▽

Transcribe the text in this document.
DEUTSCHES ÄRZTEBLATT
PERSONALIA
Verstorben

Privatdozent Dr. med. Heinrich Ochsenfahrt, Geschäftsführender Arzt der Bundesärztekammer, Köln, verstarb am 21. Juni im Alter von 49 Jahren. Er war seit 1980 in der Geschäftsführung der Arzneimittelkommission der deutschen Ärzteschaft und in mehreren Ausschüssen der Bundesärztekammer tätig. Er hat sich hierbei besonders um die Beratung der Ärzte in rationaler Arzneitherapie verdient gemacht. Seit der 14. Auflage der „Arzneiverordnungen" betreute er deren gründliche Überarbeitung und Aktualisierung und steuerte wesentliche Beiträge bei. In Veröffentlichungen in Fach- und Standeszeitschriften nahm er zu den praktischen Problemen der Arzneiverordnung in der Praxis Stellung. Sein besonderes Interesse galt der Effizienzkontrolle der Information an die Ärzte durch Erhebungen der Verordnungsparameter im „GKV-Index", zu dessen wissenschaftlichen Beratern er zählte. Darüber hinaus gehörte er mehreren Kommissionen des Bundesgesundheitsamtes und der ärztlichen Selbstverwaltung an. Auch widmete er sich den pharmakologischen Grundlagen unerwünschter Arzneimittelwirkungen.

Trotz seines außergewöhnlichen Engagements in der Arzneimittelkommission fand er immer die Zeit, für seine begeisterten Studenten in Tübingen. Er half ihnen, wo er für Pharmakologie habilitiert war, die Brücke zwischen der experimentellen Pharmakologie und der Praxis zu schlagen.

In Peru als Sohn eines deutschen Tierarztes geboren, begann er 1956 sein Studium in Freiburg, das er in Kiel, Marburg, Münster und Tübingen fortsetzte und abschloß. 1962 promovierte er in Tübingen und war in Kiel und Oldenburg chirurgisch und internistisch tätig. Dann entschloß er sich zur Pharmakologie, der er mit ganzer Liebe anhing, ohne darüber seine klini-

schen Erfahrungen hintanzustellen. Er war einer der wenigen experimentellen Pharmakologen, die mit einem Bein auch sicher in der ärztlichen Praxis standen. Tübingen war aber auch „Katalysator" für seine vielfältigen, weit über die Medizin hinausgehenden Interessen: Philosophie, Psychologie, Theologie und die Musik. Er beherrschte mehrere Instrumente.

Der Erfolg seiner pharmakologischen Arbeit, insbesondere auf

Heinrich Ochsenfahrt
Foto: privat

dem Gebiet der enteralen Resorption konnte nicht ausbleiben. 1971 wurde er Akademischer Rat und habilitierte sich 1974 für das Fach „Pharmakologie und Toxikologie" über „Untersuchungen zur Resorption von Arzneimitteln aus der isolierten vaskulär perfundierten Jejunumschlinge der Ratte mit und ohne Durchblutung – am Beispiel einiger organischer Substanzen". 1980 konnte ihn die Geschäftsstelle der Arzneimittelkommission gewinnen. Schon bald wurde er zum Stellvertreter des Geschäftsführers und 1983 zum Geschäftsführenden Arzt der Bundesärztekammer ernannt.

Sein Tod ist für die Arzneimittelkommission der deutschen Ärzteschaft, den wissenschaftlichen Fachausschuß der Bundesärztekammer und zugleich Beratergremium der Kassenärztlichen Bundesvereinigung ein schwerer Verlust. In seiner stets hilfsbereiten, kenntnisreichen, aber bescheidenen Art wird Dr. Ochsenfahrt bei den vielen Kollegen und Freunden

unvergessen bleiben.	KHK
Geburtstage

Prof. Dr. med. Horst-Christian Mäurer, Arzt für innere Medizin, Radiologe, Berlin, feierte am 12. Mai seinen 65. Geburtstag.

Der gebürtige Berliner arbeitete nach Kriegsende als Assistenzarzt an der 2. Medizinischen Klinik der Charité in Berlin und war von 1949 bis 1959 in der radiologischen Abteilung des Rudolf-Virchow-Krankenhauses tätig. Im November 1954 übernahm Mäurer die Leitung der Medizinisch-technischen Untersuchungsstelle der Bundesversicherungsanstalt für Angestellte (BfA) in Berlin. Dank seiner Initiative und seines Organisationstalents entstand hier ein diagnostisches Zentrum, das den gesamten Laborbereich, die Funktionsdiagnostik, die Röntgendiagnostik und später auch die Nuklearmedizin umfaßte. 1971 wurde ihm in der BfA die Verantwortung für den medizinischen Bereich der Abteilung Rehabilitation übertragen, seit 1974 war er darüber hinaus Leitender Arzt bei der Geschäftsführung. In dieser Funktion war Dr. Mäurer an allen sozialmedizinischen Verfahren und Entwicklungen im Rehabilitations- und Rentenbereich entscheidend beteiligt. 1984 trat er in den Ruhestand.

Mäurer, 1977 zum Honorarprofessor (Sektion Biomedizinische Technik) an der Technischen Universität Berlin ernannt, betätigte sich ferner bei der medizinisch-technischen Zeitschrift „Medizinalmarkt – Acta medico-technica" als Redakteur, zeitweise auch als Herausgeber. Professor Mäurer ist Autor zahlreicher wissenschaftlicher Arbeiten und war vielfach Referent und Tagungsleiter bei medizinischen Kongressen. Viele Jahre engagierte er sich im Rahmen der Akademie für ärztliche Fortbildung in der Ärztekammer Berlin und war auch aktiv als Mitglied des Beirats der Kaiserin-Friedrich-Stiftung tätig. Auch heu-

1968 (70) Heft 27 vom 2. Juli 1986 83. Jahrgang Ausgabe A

△

YOUR TASK = Repeat the material in full, exactly as it stands.

RESPONSE =
Transcribe the text in this document.
DEUTSCHES ÄRZTEBLATT
PERSONALIA
Verstorben

Privatdozent Dr. med. Heinrich Ochsenfahrt, Geschäftsführender Arzt der Bundesärztekammer, Köln, verstarb am 21. Juni im Alter von 49 Jahren. Er war seit 1980 in der Geschäftsführung der Arzneimittelkommission der deutschen Ärzteschaft und in mehreren Ausschüssen der Bundesärztekammer tätig. Er hat sich hierbei besonders um die Beratung der Ärzte in rationaler Arzneitherapie verdient gemacht. Seit der 14. Auflage der „Arzneiverordnungen" betreute er deren gründliche Überarbeitung und Aktualisierung und steuerte wesentliche Beiträge bei. In Veröffentlichungen in Fach- und Standeszeitschriften nahm er zu den praktischen Problemen der Arzneiverordnung in der Praxis Stellung. Sein besonderes Interesse galt der Effizienzkontrolle der Information an die Ärzte durch Erhebungen der Verordnungsparameter im „GKV-Index", zu dessen wissenschaftlichen Beratern er zählte. Darüber hinaus gehörte er mehreren Kommissionen des Bundesgesundheitsamtes und der ärztlichen Selbstverwaltung an. Auch widmete er sich den pharmakologischen Grundlagen unerwünschter Arzneimittelwirkungen.

Trotz seines außergewöhnlichen Engagements in der Arzneimittelkommission fand er immer die Zeit, für seine begeisterten Studenten in Tübingen. Er half ihnen, wo er für Pharmakologie habilitiert war, die Brücke zwischen der experimentellen Pharmakologie und der Praxis zu schlagen.

In Peru als Sohn eines deutschen Tierarztes geboren, begann er 1956 sein Studium in Freiburg, das er in Kiel, Marburg, Münster und Tübingen fortsetzte und abschloß. 1962 promovierte er in Tübingen und war in Kiel und Oldenburg chirurgisch und internistisch tätig. Dann entschloß er sich zur Pharmakologie, der er mit ganzer Liebe anhing, ohne darüber seine klini-

schen Erfahrungen hintanzustellen. Er war einer der wenigen experimentellen Pharmakologen, die mit einem Bein auch sicher in der ärztlichen Praxis standen. Tübingen war aber auch „Katalysator" für seine vielfältigen, weit über die Medizin hinausgehenden Interessen: Philosophie, Psychologie, Theologie und die Musik. Er beherrschte mehrere Instrumente.

Der Erfolg seiner pharmakologischen Arbeit, insbesondere auf

Heinrich Ochsenfahrt
Foto: privat

dem Gebiet der enteralen Resorption konnte nicht ausbleiben. 1971 wurde er Akademischer Rat und habilitierte sich 1974 für das Fach „Pharmakologie und Toxikologie" über „Untersuchungen zur Resorption von Arzneimitteln aus der isolierten vaskulär perfundierten Jejunumschlinge der Ratte mit und ohne Durchblutung – am Beispiel einiger organischer Substanzen". 1980 konnte ihn die Geschäftsstelle der Arzneimittelkommission gewinnen. Schon bald wurde er zum Stellvertreter des Geschäftsführers und 1983 zum Geschäftsführenden Arzt der Bundesärztekammer ernannt.

Sein Tod ist für die Arzneimittelkommission der deutschen Ärzteschaft, den wissenschaftlichen Fachausschuß der Bundesärztekammer und zugleich Beratergremium der Kassenärztlichen Bundesvereinigung ein schwerer Verlust. In seiner stets hilfsbereiten, kenntnisreichen, aber bescheidenen Art wird Dr. Ochsenfahrt bei den vielen Kollegen und Freunden

unvergessen bleiben.	KHK
Geburtstage

Prof. Dr. med. Horst-Christian Mäurer, Arzt für innere Medizin, Radiologe, Berlin, feierte am 12. Mai seinen 65. Geburtstag.

Der gebürtige Berliner arbeitete nach Kriegsende als Assistenzarzt an der 2. Medizinischen Klinik der Charité in Berlin und war von 1949 bis 1959 in der radiologischen Abteilung des Rudolf-Virchow-Krankenhauses tätig. Im November 1954 übernahm Mäurer die Leitung der Medizinisch-technischen Untersuchungsstelle der Bundesversicherungsanstalt für Angestellte (BfA) in Berlin. Dank seiner Initiative und seines Organisationstalents entstand hier ein diagnostisches Zentrum, das den gesamten Laborbereich, die Funktionsdiagnostik, die Röntgendiagnostik und später auch die Nuklearmedizin umfaßte. 1971 wurde ihm in der BfA die Verantwortung für den medizinischen Bereich der Abteilung Rehabilitation übertragen, seit 1974 war er darüber hinaus Leitender Arzt bei der Geschäftsführung. In dieser Funktion war Dr. Mäurer an allen sozialmedizinischen Verfahren und Entwicklungen im Rehabilitations- und Rentenbereich entscheidend beteiligt. 1984 trat er in den Ruhestand.

Mäurer, 1977 zum Honorarprofessor (Sektion Biomedizinische Technik) an der Technischen Universität Berlin ernannt, betätigte sich ferner bei der medizinisch-technischen Zeitschrift „Medizinalmarkt – Acta medico-technica" als Redakteur, zeitweise auch als Herausgeber. Professor Mäurer ist Autor zahlreicher wissenschaftlicher Arbeiten und war vielfach Referent und Tagungsleiter bei medizinischen Kongressen. Viele Jahre engagierte er sich im Rahmen der Akademie für ärztliche Fortbildung in der Ärztekammer Berlin und war auch aktiv als Mitglied des Beirats der Kaiserin-Friedrich-Stiftung tätig. Auch heu-

1968 (70) Heft 27 vom 2. Juli 1986 83. Jahrgang Ausgabe A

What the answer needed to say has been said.